Fragmento seleccionado:
__________

El divorcio
Un buen matrimonio no requiere un hombre o una mujer perfectos; sólo requiere un hombre y una mujer dispuestos a esforzarse juntos por alcanzar la perfección.
Recibí la impresión de hablar sobre el divorcio. Éste es un tema delicado porque provoca emociones muy fuertes en las personas a las que ha afectado de alguna forma. Algunos se ven a sí mismos o a sus seres queridos como víctimas del divorcio, mientras que otros se ven como sus beneficiarios. Algunos ven el divorcio como prueba del fracaso, mientras que otros consideran que es una compuerta esencial para escapar del matrimonio. En una forma u otra, el divorcio afecta a la mayoría de las familias de la Iglesia.
Sea cual fuere su perspectiva, tengan a bien escuchar mientras intento hablar con franqueza sobre los efectos del divorcio en las relaciones familiares eternas que procuramos obtener de acuerdo con el plan del Evangelio. Hablo de ello por preocupación, pero con esperanza.
I.
Vivimos en un mundo en el que el concepto total del matrimonio está en peligro y en el que el divorcio es común.
Muchos han reemplazado el concepto de que la sociedad tiene un fuerte interés en preservar los matrimonios para el bien común, así como para el bien de la pareja y de sus hijos, por la idea de que el matrimonio sólo es una relación privada entre adultos que están de acuerdo y al cual se le puede dar fin cuando cualquiera de los dos así lo desee1.

__________

Datos registrados:
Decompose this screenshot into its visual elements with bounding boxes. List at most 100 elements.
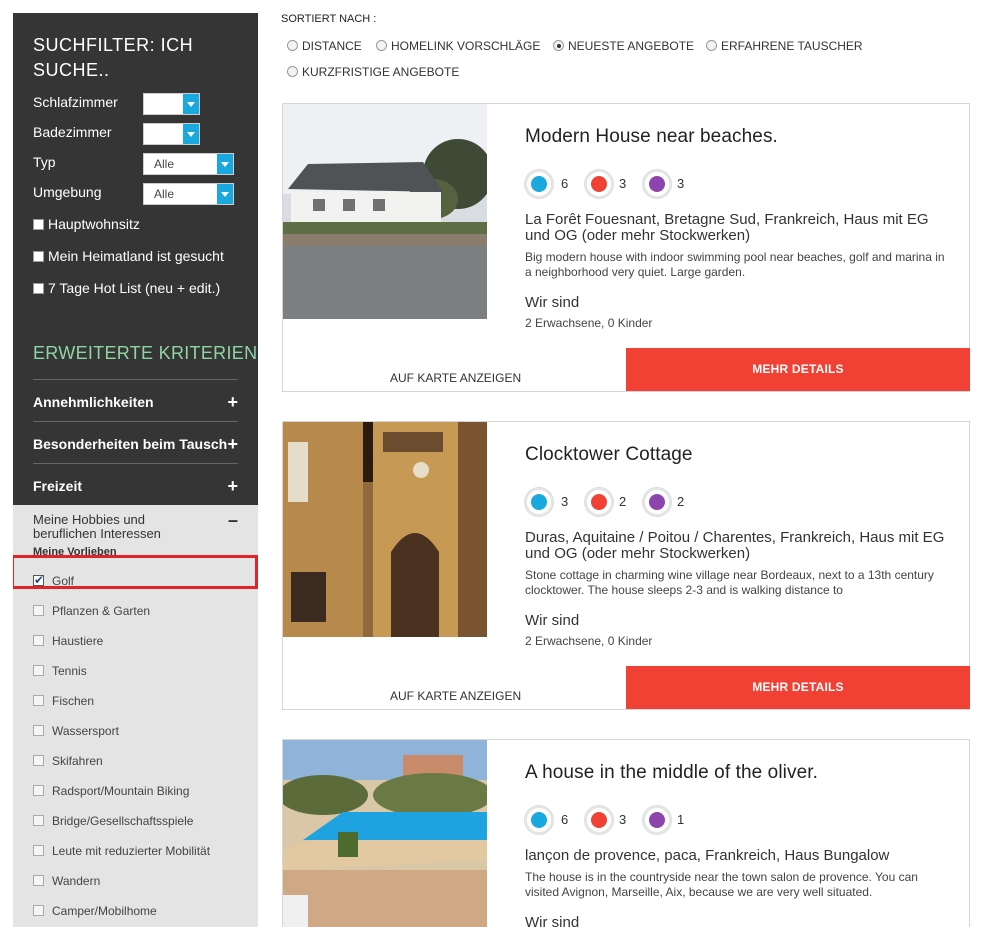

__________

Tus tareas:
[A] Enumera las distintas formas en que, según el fragmento sobre el divorcio, las personas ven el divorcio o se ven a sí mismas frente a él.
[B] Prosigue el fragmento sobre el divorcio a partir de su última oración.

Respuestas:
[A]
- Como víctimas del divorcio (ellos mismos o sus seres queridos)
- Como sus beneficiarios
- Como prueba del fracaso
- Como una compuerta esencial para escapar del matrimonio

[B]
Las naciones que no tenían leyes de divorcio las han adoptado, y la mayoría de las que permiten el divorcio han hecho que sean más fáciles de obtener. Lamentablemente, según las leyes actuales de divorcio por consentimiento mutuo, puede ser más fácil dar fin a una relación matrimonial con un cónyuge no deseado que dar fin a una relación laboral con un empleado no deseado. Algunos incluso se refieren al primer matrimonio como el “matrimonio inicial”, como una pequeña casa que uno utiliza por un tiempo antes de conseguir una mejor.
El debilitamiento del concepto de que los matrimonios son permanentes y de gran valor tiene consecuencias de gran alcance. Algunos jóvenes rechazan el matrimonio, influenciados por el divorcio de sus padres o por las ideas populares de que el matrimonio es un grillete con cadenas que impide la realización personal. Muchos de los que se casan retienen su dedicación completa, y están prestos para huir cuando se les presenta el primer desafío de carácter serio.
En contraste, los profetas modernos nos han advertido que ver el matrimonio “como un simple contrato que se puede firmar cuando se desee… y romper a la primera dificultad… es un mal que amerita una condenación severa”, especialmente en los casos en los que se hace sufrir a los hijos2.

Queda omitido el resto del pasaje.